___ SUPPLIED ENTRIES

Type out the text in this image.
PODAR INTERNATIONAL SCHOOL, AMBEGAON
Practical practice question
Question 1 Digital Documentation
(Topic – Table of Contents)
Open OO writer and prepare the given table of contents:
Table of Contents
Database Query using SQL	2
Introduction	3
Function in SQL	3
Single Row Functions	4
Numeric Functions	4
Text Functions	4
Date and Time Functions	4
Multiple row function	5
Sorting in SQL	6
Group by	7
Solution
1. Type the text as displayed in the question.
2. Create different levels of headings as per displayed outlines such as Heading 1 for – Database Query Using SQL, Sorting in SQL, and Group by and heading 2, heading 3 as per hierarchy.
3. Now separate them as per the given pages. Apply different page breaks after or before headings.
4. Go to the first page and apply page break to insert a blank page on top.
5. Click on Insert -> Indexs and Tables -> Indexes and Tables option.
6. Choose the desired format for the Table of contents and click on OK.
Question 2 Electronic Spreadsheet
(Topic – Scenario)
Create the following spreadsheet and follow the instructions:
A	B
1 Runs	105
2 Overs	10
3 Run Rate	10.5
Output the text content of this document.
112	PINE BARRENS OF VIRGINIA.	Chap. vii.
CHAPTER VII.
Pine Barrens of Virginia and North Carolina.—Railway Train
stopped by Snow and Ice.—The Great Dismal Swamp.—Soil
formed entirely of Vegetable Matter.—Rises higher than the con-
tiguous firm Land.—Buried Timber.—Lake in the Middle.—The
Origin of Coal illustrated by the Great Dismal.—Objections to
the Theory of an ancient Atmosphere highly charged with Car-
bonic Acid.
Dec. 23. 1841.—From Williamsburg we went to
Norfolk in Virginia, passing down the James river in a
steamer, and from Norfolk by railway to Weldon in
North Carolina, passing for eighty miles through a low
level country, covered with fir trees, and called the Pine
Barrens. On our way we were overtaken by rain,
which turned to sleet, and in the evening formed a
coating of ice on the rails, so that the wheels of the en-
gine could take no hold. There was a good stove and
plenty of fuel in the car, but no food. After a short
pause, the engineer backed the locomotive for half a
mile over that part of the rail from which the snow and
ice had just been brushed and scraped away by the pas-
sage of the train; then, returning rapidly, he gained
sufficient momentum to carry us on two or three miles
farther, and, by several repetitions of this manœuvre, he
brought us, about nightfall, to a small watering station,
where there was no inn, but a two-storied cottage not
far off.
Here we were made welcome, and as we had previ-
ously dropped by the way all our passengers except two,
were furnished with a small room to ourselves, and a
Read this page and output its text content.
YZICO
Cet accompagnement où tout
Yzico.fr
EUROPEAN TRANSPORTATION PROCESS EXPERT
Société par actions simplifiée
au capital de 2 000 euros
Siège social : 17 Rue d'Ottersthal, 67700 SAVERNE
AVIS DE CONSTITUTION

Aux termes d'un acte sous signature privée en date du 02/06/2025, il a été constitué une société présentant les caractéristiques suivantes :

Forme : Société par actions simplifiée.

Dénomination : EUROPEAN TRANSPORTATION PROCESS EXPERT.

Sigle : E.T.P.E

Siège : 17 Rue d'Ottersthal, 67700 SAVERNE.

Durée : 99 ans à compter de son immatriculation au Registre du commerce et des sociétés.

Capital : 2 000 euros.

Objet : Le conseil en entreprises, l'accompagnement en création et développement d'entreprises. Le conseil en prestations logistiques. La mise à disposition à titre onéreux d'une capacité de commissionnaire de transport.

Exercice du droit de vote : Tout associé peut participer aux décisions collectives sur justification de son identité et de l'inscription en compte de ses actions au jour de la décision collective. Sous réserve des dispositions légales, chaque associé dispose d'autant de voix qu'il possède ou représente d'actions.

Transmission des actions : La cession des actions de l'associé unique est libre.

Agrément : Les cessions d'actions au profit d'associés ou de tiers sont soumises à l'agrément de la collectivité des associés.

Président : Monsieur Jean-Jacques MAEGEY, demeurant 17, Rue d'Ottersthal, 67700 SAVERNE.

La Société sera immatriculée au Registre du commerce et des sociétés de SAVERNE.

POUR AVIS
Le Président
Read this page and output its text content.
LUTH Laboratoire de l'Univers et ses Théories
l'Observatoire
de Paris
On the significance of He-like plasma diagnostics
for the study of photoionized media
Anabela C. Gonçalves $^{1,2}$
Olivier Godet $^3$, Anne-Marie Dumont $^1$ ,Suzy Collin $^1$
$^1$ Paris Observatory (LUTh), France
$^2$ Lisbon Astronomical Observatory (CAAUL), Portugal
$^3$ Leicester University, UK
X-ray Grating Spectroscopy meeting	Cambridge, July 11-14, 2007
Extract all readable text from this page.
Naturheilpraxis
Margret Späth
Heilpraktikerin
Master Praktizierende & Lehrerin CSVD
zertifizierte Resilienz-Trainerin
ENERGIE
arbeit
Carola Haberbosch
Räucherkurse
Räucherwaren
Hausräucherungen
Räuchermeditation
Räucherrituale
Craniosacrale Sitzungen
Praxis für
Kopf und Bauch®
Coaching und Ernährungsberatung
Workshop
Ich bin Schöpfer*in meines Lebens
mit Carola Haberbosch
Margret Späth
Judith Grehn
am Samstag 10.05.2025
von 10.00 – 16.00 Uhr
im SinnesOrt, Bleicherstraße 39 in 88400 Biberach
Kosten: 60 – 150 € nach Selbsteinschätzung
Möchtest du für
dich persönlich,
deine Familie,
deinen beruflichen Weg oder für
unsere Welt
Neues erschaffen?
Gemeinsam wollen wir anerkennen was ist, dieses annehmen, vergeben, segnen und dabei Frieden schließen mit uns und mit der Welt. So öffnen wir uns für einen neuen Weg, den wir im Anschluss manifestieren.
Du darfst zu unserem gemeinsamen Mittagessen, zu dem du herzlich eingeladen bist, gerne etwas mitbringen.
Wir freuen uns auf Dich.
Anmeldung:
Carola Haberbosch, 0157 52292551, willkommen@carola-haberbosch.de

______

## AIM OF THE TASK
Scan the data above; copy every line where "that" appears.

## OUTPUT FOR THIS TASK
coating of ice on the rails, so that the wheels of the en-
mile over that part of the rail from which the snow and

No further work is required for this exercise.